Please find all lines in the data that hold the string "mean" and copy them.

---+---

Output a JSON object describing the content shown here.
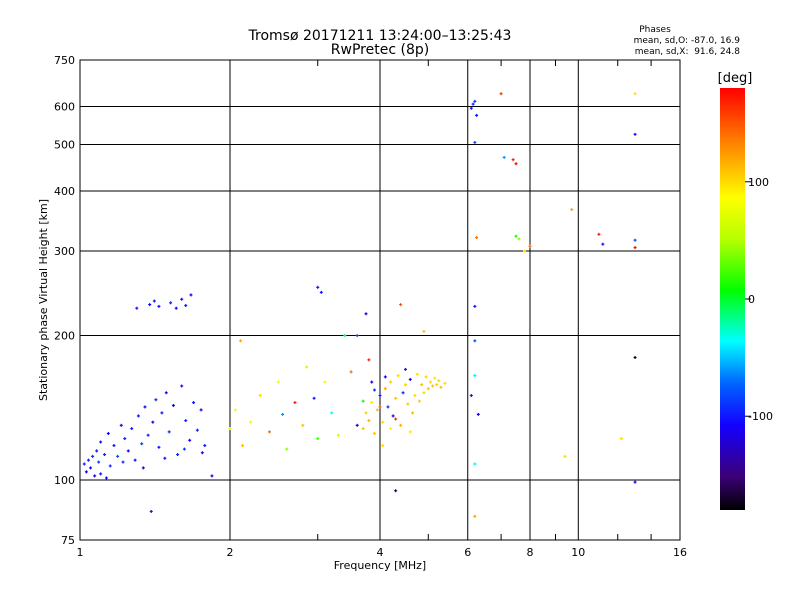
{
  "chart_data": {
    "type": "scatter",
    "title": "Tromsø 20171211 13:24:00–13:25:43",
    "subtitle": "RwPretec (8p)",
    "xlabel": "Frequency [MHz]",
    "ylabel": "Stationary phase Virtual Height [km]",
    "x_scale": "log",
    "y_scale": "log",
    "xlim": [
      1,
      16
    ],
    "ylim": [
      75,
      750
    ],
    "x_ticks": [
      1,
      2,
      4,
      6,
      8,
      10,
      16
    ],
    "x_tick_labels": [
      "1",
      "2",
      "4",
      "6",
      "8",
      "10",
      "16"
    ],
    "y_ticks": [
      75,
      100,
      200,
      300,
      400,
      500,
      600,
      750
    ],
    "y_tick_labels": [
      "75",
      "100",
      "200",
      "300",
      "400",
      "500",
      "600",
      "750"
    ],
    "grid": true,
    "phases_title": "Phases",
    "phases_o": "mean, sd,O: -87.0, 16.9",
    "phases_x": "mean, sd,X:  91.6, 24.8",
    "colorbar": {
      "label": "[deg]",
      "range": [
        -180,
        180
      ],
      "ticks": [
        100,
        0,
        -100
      ],
      "tick_labels": [
        "100",
        "0",
        "-100"
      ]
    },
    "points": [
      [
        1.02,
        108,
        -100
      ],
      [
        1.03,
        104,
        -110
      ],
      [
        1.04,
        110,
        -95
      ],
      [
        1.05,
        106,
        -105
      ],
      [
        1.06,
        112,
        -90
      ],
      [
        1.07,
        102,
        -115
      ],
      [
        1.08,
        115,
        -100
      ],
      [
        1.09,
        109,
        -85
      ],
      [
        1.1,
        120,
        -100
      ],
      [
        1.12,
        113,
        -95
      ],
      [
        1.14,
        125,
        -110
      ],
      [
        1.15,
        107,
        -92
      ],
      [
        1.17,
        118,
        -100
      ],
      [
        1.19,
        112,
        -80
      ],
      [
        1.21,
        130,
        -105
      ],
      [
        1.23,
        122,
        -98
      ],
      [
        1.25,
        115,
        -110
      ],
      [
        1.27,
        128,
        -96
      ],
      [
        1.29,
        110,
        -102
      ],
      [
        1.31,
        136,
        -100
      ],
      [
        1.33,
        119,
        -88
      ],
      [
        1.35,
        142,
        -108
      ],
      [
        1.37,
        124,
        -97
      ],
      [
        1.4,
        132,
        -112
      ],
      [
        1.42,
        147,
        -95
      ],
      [
        1.44,
        117,
        -104
      ],
      [
        1.46,
        138,
        -100
      ],
      [
        1.49,
        152,
        -106
      ],
      [
        1.51,
        126,
        -92
      ],
      [
        1.54,
        143,
        -110
      ],
      [
        1.57,
        113,
        -98
      ],
      [
        1.6,
        157,
        -102
      ],
      [
        1.63,
        133,
        -95
      ],
      [
        1.66,
        121,
        -108
      ],
      [
        1.69,
        145,
        -100
      ],
      [
        1.72,
        127,
        -96
      ],
      [
        1.75,
        140,
        -112
      ],
      [
        1.78,
        118,
        -99
      ],
      [
        1.1,
        103,
        -101
      ],
      [
        1.22,
        109,
        -93
      ],
      [
        1.34,
        106,
        -107
      ],
      [
        1.48,
        111,
        -100
      ],
      [
        1.62,
        116,
        -90
      ],
      [
        1.76,
        114,
        -105
      ],
      [
        1.84,
        102,
        -110
      ],
      [
        1.13,
        101,
        -104
      ],
      [
        1.38,
        232,
        -110
      ],
      [
        1.41,
        236,
        -100
      ],
      [
        1.44,
        230,
        -105
      ],
      [
        1.52,
        234,
        -95
      ],
      [
        1.56,
        228,
        -108
      ],
      [
        1.6,
        238,
        -102
      ],
      [
        1.63,
        231,
        -98
      ],
      [
        1.67,
        243,
        -110
      ],
      [
        1.3,
        228,
        -100
      ],
      [
        1.39,
        86,
        -100
      ],
      [
        2.0,
        128,
        60
      ],
      [
        2.05,
        140,
        80
      ],
      [
        2.1,
        195,
        120
      ],
      [
        2.12,
        118,
        110
      ],
      [
        2.2,
        132,
        90
      ],
      [
        2.3,
        150,
        100
      ],
      [
        2.4,
        126,
        140
      ],
      [
        2.5,
        160,
        75
      ],
      [
        2.55,
        137,
        -60
      ],
      [
        2.6,
        116,
        40
      ],
      [
        2.7,
        145,
        170
      ],
      [
        2.8,
        130,
        110
      ],
      [
        2.85,
        172,
        60
      ],
      [
        2.95,
        148,
        -100
      ],
      [
        3.0,
        122,
        20
      ],
      [
        3.05,
        246,
        -100
      ],
      [
        3.1,
        160,
        90
      ],
      [
        3.2,
        138,
        -30
      ],
      [
        3.3,
        124,
        60
      ],
      [
        3.4,
        200,
        -10
      ],
      [
        3.5,
        168,
        140
      ],
      [
        3.6,
        130,
        -120
      ],
      [
        3.7,
        146,
        10
      ],
      [
        3.8,
        178,
        170
      ],
      [
        3.9,
        154,
        -90
      ],
      [
        3.6,
        200,
        -80
      ],
      [
        3.75,
        222,
        -120
      ],
      [
        4.4,
        232,
        150
      ],
      [
        4.9,
        204,
        110
      ],
      [
        3.0,
        252,
        -100
      ],
      [
        3.7,
        128,
        110
      ],
      [
        3.75,
        138,
        105
      ],
      [
        3.8,
        133,
        115
      ],
      [
        3.85,
        145,
        95
      ],
      [
        3.9,
        125,
        108
      ],
      [
        3.95,
        140,
        112
      ],
      [
        4.0,
        150,
        -100
      ],
      [
        4.05,
        132,
        100
      ],
      [
        4.1,
        155,
        120
      ],
      [
        4.15,
        142,
        -90
      ],
      [
        4.2,
        160,
        105
      ],
      [
        4.25,
        136,
        -110
      ],
      [
        4.3,
        148,
        110
      ],
      [
        4.35,
        165,
        100
      ],
      [
        4.4,
        130,
        115
      ],
      [
        4.45,
        152,
        -95
      ],
      [
        4.5,
        158,
        103
      ],
      [
        4.55,
        144,
        108
      ],
      [
        4.6,
        162,
        -105
      ],
      [
        4.65,
        138,
        112
      ],
      [
        4.7,
        150,
        100
      ],
      [
        4.75,
        166,
        98
      ],
      [
        4.8,
        146,
        106
      ],
      [
        4.85,
        158,
        112
      ],
      [
        4.9,
        152,
        100
      ],
      [
        4.95,
        164,
        104
      ],
      [
        5.0,
        155,
        110
      ],
      [
        5.05,
        160,
        100
      ],
      [
        5.1,
        157,
        108
      ],
      [
        5.15,
        163,
        95
      ],
      [
        5.2,
        158,
        105
      ],
      [
        5.25,
        161,
        102
      ],
      [
        5.3,
        156,
        110
      ],
      [
        5.4,
        159,
        100
      ],
      [
        4.0,
        142,
        150
      ],
      [
        4.2,
        128,
        90
      ],
      [
        4.1,
        164,
        -115
      ],
      [
        4.3,
        134,
        160
      ],
      [
        4.5,
        170,
        -100
      ],
      [
        4.6,
        126,
        95
      ],
      [
        3.85,
        160,
        -110
      ],
      [
        4.05,
        118,
        100
      ],
      [
        4.3,
        95,
        -160
      ],
      [
        6.1,
        595,
        -100
      ],
      [
        6.15,
        607,
        -100
      ],
      [
        6.2,
        615,
        -90
      ],
      [
        6.25,
        575,
        -100
      ],
      [
        6.2,
        505,
        -80
      ],
      [
        6.25,
        320,
        140
      ],
      [
        6.2,
        230,
        -100
      ],
      [
        6.2,
        195,
        -80
      ],
      [
        6.2,
        165,
        -40
      ],
      [
        6.1,
        150,
        -100
      ],
      [
        6.3,
        137,
        -110
      ],
      [
        6.2,
        108,
        -40
      ],
      [
        6.2,
        84,
        120
      ],
      [
        7.0,
        638,
        160
      ],
      [
        7.1,
        470,
        -60
      ],
      [
        7.4,
        465,
        170
      ],
      [
        7.5,
        456,
        180
      ],
      [
        7.5,
        322,
        10
      ],
      [
        7.6,
        318,
        40
      ],
      [
        8.0,
        307,
        140
      ],
      [
        7.8,
        300,
        100
      ],
      [
        9.7,
        366,
        120
      ],
      [
        9.4,
        112,
        100
      ],
      [
        11.0,
        325,
        170
      ],
      [
        11.2,
        310,
        -100
      ],
      [
        13.0,
        638,
        100
      ],
      [
        13.0,
        525,
        -100
      ],
      [
        13.0,
        316,
        -80
      ],
      [
        13.0,
        305,
        175
      ],
      [
        13.0,
        180,
        -170
      ],
      [
        12.2,
        122,
        100
      ],
      [
        13.0,
        99,
        -110
      ]
    ]
  }
}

---+---

• [SOLUTION TO THIS TASK]:
    "phases_o": "mean, sd,O: -87.0, 16.9",
    "phases_x": "mean, sd,X:  91.6, 24.8",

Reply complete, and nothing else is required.